▶ _To be done_
All entries must be repeated exactly; do not include the pictures.

▶ _Records provided_
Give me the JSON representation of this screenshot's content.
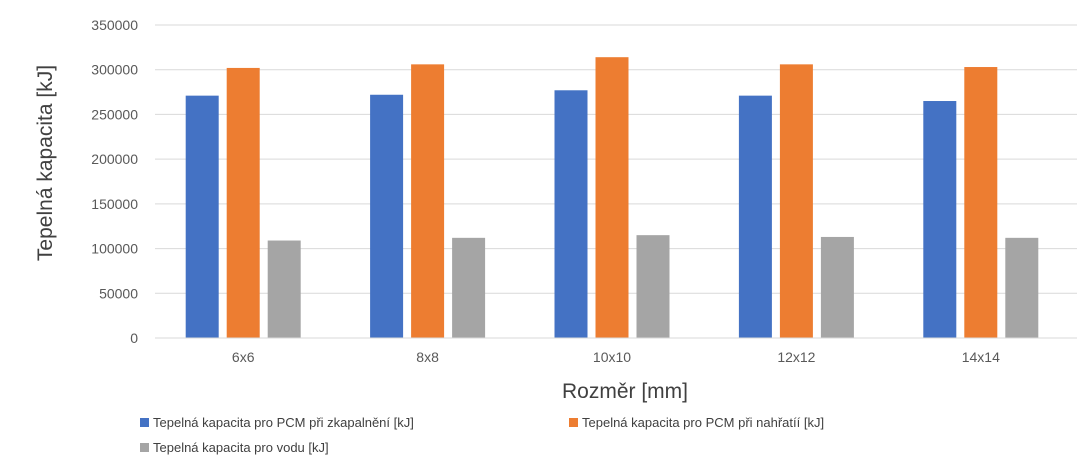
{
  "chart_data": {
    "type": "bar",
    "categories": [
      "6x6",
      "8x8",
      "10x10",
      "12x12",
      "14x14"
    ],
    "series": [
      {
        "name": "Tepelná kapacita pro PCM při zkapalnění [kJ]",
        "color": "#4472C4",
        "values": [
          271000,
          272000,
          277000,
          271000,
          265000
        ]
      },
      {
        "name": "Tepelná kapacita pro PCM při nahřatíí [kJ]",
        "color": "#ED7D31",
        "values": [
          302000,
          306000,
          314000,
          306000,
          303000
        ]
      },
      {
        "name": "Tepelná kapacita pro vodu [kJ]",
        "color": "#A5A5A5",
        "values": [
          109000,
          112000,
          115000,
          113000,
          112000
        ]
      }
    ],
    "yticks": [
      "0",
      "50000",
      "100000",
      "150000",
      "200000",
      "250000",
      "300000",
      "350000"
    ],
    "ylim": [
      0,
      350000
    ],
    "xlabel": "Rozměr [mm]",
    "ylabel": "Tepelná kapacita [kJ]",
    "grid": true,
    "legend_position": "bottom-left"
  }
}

▶ _Task output_
Give me the JSON representation of this screenshot's content.
{
  "chart_data": {
    "type": "bar",
    "categories": [
      "6x6",
      "8x8",
      "10x10",
      "12x12",
      "14x14"
    ],
    "series": [
      {
        "name": "Tepelná kapacita pro PCM při zkapalnění [kJ]",
        "color": "#4472C4",
        "values": [
          271000,
          272000,
          277000,
          271000,
          265000
        ]
      },
      {
        "name": "Tepelná kapacita pro PCM při nahřatíí [kJ]",
        "color": "#ED7D31",
        "values": [
          302000,
          306000,
          314000,
          306000,
          303000
        ]
      },
      {
        "name": "Tepelná kapacita pro vodu [kJ]",
        "color": "#A5A5A5",
        "values": [
          109000,
          112000,
          115000,
          113000,
          112000
        ]
      }
    ],
    "yticks": [
      "0",
      "50000",
      "100000",
      "150000",
      "200000",
      "250000",
      "300000",
      "350000"
    ],
    "ylim": [
      0,
      350000
    ],
    "xlabel": "Rozměr [mm]",
    "ylabel": "Tepelná kapacita [kJ]",
    "grid": true,
    "legend_position": "bottom-left"
  }
}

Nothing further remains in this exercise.